----- DATA FOR THE TASK -----
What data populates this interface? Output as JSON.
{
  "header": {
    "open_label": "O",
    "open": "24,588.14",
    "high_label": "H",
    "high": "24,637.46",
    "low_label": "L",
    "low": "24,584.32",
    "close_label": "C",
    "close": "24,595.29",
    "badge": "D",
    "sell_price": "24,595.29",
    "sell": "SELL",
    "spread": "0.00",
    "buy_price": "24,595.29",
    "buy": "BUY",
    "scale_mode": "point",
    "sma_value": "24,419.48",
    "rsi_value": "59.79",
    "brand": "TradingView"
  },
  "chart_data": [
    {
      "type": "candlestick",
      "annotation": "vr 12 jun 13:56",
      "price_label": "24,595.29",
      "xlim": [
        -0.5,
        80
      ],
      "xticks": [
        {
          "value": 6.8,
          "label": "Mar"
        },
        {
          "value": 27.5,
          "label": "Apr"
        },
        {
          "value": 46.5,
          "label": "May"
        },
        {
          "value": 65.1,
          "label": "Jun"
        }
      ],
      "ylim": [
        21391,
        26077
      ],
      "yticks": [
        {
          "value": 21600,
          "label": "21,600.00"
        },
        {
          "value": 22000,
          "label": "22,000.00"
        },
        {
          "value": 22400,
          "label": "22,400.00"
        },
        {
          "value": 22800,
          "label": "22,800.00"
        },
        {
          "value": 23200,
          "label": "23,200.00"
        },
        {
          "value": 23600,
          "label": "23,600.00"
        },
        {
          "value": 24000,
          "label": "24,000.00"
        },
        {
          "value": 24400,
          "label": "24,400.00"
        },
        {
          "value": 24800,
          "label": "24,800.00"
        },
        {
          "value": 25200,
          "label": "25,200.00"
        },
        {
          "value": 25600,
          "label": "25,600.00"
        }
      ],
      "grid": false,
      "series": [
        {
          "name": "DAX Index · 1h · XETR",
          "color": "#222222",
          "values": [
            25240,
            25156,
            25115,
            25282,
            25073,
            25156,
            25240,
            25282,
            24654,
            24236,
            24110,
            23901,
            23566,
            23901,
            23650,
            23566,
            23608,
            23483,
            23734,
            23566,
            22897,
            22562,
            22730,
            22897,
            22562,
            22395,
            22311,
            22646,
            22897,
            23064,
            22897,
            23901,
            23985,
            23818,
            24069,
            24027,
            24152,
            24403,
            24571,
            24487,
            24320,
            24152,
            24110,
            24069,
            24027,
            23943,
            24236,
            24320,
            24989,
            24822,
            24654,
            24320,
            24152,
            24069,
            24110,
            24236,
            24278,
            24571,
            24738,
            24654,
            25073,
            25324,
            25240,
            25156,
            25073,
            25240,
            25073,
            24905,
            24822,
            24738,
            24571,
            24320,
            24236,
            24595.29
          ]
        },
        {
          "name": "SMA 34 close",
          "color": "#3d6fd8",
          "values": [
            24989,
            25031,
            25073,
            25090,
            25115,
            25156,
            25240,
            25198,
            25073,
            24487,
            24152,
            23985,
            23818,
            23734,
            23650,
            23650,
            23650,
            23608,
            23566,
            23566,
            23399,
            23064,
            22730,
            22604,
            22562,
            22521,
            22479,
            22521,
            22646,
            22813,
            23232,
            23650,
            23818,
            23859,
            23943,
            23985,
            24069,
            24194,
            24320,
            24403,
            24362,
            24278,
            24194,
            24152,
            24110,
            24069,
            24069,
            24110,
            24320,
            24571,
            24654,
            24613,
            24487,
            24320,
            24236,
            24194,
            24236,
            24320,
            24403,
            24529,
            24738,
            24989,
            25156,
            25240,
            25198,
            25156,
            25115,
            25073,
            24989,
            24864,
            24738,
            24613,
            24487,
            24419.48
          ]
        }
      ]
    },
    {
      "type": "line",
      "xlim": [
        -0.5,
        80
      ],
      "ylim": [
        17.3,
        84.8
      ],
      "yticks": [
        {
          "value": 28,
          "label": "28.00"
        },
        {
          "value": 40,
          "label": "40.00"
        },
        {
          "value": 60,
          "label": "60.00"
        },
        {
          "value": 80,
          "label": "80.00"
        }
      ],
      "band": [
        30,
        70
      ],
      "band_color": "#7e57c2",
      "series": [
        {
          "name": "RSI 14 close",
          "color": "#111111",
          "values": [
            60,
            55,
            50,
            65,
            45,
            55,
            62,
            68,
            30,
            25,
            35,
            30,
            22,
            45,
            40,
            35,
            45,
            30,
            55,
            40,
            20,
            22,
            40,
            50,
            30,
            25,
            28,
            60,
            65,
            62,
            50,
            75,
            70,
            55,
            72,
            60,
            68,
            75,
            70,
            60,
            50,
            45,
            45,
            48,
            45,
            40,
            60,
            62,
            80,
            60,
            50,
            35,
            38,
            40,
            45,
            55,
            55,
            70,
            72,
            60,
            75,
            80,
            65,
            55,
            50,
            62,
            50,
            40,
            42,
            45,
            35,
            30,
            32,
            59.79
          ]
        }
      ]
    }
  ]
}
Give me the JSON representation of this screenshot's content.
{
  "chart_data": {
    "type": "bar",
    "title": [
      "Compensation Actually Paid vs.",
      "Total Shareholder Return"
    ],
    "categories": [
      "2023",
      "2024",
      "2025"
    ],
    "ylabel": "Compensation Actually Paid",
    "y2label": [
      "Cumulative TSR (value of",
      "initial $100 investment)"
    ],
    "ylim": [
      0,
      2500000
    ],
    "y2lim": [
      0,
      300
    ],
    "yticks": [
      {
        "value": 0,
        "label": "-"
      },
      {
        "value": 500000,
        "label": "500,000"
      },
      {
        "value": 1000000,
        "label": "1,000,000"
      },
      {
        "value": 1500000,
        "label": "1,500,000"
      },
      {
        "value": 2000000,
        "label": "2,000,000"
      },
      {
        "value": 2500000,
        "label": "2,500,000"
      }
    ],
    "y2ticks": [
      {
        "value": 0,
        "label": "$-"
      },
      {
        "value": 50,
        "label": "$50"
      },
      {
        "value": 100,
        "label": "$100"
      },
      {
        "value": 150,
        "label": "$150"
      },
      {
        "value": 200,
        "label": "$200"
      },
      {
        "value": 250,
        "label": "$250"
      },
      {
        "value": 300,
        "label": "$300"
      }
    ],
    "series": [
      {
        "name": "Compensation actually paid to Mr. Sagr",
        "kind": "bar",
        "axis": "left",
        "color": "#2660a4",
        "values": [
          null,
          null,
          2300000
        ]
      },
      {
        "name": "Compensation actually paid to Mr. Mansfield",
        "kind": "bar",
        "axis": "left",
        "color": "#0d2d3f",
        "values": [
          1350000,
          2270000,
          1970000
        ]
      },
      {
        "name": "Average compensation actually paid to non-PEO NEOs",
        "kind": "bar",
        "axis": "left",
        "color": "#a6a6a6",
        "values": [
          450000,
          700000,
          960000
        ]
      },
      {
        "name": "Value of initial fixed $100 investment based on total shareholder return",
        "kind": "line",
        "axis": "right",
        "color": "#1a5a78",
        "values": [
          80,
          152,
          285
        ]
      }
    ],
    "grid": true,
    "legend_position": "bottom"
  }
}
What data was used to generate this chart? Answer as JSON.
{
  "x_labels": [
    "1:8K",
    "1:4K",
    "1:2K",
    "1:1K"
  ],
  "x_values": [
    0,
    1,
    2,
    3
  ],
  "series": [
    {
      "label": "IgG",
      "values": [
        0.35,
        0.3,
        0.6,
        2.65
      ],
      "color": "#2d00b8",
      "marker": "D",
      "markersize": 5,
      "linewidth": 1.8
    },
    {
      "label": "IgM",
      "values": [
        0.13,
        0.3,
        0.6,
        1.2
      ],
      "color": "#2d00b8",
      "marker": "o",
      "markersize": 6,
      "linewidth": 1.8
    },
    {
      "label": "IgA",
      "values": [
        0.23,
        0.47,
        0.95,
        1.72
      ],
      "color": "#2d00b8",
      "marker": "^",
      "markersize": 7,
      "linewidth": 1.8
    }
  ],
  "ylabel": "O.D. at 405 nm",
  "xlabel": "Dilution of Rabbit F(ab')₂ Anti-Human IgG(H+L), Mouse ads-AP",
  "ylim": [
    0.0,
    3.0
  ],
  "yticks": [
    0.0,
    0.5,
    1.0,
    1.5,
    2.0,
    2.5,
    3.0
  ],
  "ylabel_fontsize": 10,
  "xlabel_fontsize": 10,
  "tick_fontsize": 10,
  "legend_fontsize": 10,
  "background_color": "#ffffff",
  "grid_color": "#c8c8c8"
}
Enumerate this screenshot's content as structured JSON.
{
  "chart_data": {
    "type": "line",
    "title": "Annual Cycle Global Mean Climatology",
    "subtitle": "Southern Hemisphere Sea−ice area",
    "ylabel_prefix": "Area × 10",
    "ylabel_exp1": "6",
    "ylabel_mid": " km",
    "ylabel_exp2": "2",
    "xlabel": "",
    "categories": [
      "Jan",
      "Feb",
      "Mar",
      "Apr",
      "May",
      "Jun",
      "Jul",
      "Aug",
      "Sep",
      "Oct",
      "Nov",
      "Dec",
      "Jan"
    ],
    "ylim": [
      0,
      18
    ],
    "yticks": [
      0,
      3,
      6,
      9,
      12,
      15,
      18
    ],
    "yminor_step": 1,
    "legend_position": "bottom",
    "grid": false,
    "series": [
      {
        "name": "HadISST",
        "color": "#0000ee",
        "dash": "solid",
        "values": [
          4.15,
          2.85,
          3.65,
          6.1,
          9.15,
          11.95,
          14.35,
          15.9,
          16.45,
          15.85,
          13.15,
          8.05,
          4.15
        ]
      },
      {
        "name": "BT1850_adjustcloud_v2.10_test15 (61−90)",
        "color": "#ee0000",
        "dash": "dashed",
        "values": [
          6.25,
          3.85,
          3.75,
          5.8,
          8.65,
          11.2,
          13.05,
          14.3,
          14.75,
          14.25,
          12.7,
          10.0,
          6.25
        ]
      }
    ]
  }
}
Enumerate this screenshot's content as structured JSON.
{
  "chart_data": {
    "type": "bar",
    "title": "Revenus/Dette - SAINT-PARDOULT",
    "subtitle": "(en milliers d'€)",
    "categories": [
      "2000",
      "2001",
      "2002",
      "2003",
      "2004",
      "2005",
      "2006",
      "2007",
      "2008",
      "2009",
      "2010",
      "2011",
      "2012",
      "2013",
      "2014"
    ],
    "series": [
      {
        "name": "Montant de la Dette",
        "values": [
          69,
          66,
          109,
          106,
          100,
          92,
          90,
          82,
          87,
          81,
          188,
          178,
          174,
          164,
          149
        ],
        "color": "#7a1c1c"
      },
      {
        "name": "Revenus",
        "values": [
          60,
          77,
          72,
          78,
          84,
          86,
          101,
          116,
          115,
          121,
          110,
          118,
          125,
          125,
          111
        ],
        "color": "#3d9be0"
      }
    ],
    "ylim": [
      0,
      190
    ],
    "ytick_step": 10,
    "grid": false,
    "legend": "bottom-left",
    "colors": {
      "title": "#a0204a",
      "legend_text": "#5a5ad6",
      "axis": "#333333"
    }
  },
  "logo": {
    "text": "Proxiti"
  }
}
-----
- _TASK DIRECTIONS_: Search the lines for "investment". Copy each line that has it.

- _ANSWER FOR THIS EXERCISE_:
      "initial $100 investment)"
        "name": "Value of initial fixed $100 investment based on total shareholder return",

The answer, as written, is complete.